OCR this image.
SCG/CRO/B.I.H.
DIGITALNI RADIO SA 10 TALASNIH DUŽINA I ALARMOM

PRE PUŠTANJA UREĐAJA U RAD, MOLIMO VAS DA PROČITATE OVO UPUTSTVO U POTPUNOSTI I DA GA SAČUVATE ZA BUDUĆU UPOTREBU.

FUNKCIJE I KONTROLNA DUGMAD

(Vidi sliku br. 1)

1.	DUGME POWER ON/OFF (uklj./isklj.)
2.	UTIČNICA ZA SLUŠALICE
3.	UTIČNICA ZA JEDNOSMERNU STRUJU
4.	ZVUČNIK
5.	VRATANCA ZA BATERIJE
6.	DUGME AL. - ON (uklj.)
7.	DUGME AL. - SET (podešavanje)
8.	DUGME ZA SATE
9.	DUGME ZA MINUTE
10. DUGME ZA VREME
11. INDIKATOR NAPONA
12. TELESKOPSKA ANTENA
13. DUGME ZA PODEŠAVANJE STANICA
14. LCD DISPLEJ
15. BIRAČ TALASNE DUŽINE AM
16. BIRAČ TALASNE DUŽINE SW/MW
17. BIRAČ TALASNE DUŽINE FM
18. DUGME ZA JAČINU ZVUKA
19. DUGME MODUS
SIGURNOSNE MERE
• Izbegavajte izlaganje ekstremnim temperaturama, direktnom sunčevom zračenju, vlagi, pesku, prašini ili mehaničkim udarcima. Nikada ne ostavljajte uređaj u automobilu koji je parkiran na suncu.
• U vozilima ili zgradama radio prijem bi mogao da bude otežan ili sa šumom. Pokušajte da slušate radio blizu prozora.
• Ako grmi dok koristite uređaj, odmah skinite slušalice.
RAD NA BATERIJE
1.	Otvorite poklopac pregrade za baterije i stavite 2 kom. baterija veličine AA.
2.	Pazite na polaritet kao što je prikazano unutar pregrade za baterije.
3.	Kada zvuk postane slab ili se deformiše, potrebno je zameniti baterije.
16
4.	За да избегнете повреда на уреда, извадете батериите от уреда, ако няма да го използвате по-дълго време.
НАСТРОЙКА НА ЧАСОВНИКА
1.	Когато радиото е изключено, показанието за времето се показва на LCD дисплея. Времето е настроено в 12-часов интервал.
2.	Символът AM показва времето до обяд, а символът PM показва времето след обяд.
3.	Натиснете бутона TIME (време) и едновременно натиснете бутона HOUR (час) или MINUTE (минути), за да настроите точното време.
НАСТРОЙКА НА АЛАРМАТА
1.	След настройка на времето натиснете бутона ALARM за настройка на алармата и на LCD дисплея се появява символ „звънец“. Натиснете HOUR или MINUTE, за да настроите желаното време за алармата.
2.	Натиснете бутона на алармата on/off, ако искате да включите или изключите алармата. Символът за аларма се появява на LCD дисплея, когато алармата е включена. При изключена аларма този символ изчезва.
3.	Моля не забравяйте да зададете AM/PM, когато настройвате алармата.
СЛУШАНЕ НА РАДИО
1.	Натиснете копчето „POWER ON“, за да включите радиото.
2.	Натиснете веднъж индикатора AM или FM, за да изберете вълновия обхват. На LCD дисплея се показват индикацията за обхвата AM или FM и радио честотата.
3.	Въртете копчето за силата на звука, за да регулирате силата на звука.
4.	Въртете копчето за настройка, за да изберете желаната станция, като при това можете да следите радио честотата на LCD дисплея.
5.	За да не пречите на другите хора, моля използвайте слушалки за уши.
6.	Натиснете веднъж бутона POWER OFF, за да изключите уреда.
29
----
Your goal: Select the lines that carry the string "DUGME" and copy them.

Exercise solution:
1.	DUGME POWER ON/OFF (uklj./isklj.)
6.	DUGME AL. - ON (uklj.)
7.	DUGME AL. - SET (podešavanje)
8.	DUGME ZA SATE
9.	DUGME ZA MINUTE
10. DUGME ZA VREME
13. DUGME ZA PODEŠAVANJE STANICA
18. DUGME ZA JAČINU ZVUKA
19. DUGME MODUS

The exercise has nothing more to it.